--- BEGIN ---
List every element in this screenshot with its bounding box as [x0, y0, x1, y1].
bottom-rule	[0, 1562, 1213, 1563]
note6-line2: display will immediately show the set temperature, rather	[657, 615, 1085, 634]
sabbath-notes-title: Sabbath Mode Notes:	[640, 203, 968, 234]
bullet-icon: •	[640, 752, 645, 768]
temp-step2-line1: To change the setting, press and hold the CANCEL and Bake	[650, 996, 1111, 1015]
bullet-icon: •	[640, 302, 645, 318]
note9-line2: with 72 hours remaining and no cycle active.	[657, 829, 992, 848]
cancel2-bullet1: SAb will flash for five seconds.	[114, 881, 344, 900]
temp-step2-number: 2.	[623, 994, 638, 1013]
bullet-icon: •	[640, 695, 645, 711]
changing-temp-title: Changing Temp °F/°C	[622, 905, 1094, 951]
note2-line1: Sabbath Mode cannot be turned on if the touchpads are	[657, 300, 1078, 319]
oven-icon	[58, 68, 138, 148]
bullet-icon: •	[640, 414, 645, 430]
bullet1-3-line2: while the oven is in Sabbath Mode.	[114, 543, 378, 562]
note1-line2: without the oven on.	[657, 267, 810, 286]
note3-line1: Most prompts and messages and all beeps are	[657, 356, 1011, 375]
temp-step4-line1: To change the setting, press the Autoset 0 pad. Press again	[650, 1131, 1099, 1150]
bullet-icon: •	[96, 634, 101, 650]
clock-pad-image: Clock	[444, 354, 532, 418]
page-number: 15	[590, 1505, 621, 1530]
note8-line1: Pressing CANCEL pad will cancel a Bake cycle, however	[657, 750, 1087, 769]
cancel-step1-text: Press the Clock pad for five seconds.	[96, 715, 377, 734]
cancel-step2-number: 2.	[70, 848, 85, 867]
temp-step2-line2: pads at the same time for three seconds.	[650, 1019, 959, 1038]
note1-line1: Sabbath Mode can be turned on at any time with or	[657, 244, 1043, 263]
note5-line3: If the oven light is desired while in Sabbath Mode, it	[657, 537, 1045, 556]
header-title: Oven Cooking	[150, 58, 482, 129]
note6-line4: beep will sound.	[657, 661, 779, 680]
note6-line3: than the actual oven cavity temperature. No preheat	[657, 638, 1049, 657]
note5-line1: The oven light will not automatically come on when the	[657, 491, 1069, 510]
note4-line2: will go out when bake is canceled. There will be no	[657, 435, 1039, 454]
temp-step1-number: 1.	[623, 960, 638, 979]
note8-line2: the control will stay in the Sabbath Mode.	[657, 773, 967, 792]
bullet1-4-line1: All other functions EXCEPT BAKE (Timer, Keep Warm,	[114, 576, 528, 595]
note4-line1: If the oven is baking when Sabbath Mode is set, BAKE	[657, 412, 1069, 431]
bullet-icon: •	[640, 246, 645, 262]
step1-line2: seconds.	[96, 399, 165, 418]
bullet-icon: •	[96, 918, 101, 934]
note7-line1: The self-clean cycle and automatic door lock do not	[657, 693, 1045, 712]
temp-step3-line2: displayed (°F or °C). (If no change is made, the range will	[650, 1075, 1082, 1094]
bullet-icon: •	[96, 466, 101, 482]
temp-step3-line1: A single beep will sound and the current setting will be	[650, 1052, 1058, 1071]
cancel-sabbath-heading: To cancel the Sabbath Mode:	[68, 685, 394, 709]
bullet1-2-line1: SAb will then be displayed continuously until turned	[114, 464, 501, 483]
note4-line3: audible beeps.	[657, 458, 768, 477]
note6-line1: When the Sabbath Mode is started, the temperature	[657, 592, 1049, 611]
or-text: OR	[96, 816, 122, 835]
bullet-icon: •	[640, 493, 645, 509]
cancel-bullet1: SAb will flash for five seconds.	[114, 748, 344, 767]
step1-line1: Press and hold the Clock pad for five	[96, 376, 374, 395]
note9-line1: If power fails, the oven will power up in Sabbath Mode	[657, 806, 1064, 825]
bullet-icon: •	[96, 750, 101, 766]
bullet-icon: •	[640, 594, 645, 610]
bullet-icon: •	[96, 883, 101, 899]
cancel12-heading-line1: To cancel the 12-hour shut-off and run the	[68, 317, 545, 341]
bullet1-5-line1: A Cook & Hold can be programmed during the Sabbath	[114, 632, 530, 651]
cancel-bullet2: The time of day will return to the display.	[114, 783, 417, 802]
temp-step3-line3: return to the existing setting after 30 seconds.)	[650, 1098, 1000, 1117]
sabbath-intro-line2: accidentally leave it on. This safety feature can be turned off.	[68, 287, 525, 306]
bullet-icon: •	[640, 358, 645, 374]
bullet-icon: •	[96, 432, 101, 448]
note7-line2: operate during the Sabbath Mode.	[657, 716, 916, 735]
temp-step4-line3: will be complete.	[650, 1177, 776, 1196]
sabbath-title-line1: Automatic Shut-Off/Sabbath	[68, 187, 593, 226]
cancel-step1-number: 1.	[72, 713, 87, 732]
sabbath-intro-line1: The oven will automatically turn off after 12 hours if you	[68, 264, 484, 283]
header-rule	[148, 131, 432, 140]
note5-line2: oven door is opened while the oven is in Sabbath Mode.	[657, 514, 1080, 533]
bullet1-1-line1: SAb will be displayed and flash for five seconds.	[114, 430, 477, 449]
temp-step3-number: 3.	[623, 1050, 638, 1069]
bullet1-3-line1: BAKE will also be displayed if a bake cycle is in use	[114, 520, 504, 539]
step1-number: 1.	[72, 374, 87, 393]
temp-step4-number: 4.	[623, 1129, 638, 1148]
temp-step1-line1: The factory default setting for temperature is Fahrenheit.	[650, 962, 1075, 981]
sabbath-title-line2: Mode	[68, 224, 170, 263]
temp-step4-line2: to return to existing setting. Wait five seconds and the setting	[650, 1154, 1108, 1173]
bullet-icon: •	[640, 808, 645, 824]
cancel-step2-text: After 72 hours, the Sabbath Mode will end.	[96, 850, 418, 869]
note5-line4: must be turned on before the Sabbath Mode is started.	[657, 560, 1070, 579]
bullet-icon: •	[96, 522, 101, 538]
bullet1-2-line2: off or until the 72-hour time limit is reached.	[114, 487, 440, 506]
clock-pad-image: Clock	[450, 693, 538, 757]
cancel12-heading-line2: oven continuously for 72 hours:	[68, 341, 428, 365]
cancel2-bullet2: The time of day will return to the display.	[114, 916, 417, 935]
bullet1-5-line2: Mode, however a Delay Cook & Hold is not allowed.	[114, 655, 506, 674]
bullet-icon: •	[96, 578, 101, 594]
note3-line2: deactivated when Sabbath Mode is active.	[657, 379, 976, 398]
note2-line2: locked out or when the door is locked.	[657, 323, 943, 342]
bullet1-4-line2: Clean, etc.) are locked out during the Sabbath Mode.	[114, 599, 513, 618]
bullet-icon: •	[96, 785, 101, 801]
--- END ---
--- BEGIN ---
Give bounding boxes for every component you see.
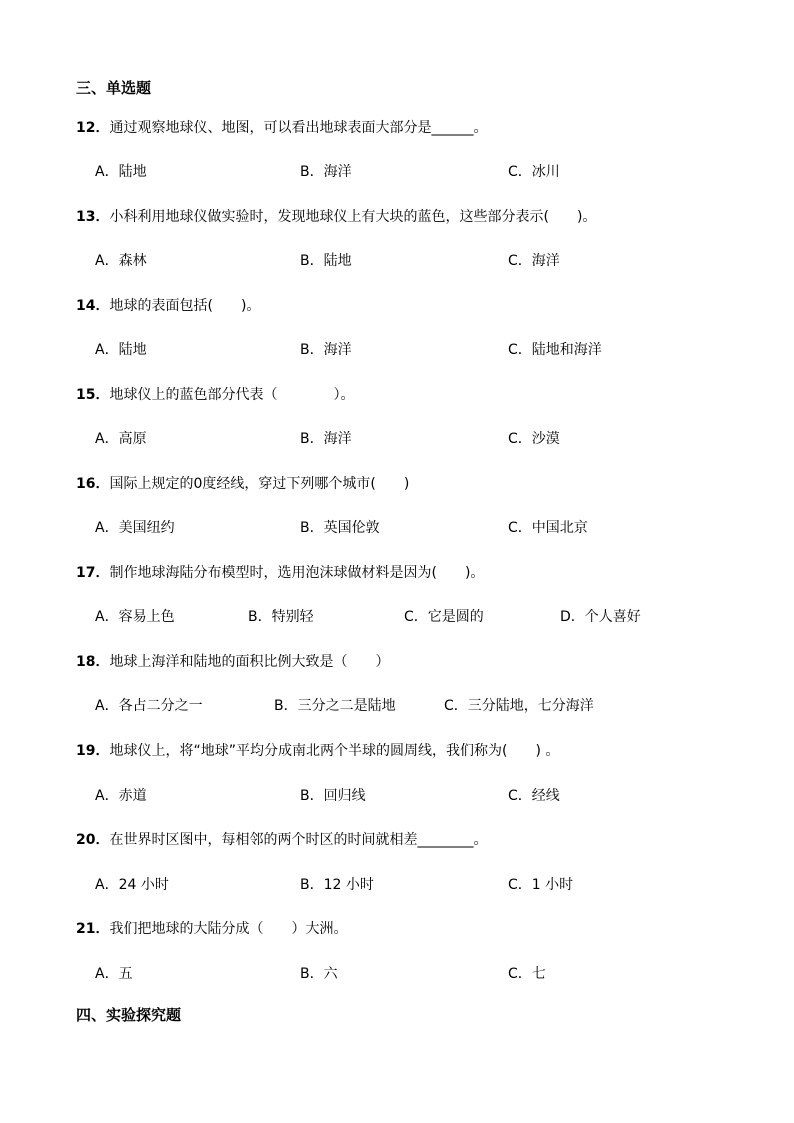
--- END ---
Problem requirements:
Copy out the data verbatim, from the line containing "List every element" to the line containing "note1-line1: Sabbath Mode", both of those lines included.

Solution:
List every element in this screenshot with its bounding box as [x0, y0, x1, y1].
bottom-rule	[0, 1562, 1213, 1563]
note6-line2: display will immediately show the set temperature, rather	[657, 615, 1085, 634]
sabbath-notes-title: Sabbath Mode Notes:	[640, 203, 968, 234]
bullet-icon: •	[640, 752, 645, 768]
temp-step2-line1: To change the setting, press and hold the CANCEL and Bake	[650, 996, 1111, 1015]
bullet-icon: •	[640, 302, 645, 318]
note9-line2: with 72 hours remaining and no cycle active.	[657, 829, 992, 848]
cancel2-bullet1: SAb will flash for five seconds.	[114, 881, 344, 900]
temp-step2-number: 2.	[623, 994, 638, 1013]
bullet-icon: •	[640, 695, 645, 711]
changing-temp-title: Changing Temp °F/°C	[622, 905, 1094, 951]
note2-line1: Sabbath Mode cannot be turned on if the touchpads are	[657, 300, 1078, 319]
oven-icon	[58, 68, 138, 148]
bullet-icon: •	[640, 414, 645, 430]
bullet1-3-line2: while the oven is in Sabbath Mode.	[114, 543, 378, 562]
note1-line2: without the oven on.	[657, 267, 810, 286]
note3-line1: Most prompts and messages and all beeps are	[657, 356, 1011, 375]
temp-step4-line1: To change the setting, press the Autoset 0 pad. Press again	[650, 1131, 1099, 1150]
bullet-icon: •	[96, 634, 101, 650]
clock-pad-image: Clock	[444, 354, 532, 418]
page-number: 15	[590, 1505, 621, 1530]
note8-line1: Pressing CANCEL pad will cancel a Bake cycle, however	[657, 750, 1087, 769]
cancel-step1-text: Press the Clock pad for five seconds.	[96, 715, 377, 734]
cancel-step2-number: 2.	[70, 848, 85, 867]
temp-step2-line2: pads at the same time for three seconds.	[650, 1019, 959, 1038]
note1-line1: Sabbath Mode can be turned on at any time with or	[657, 244, 1043, 263]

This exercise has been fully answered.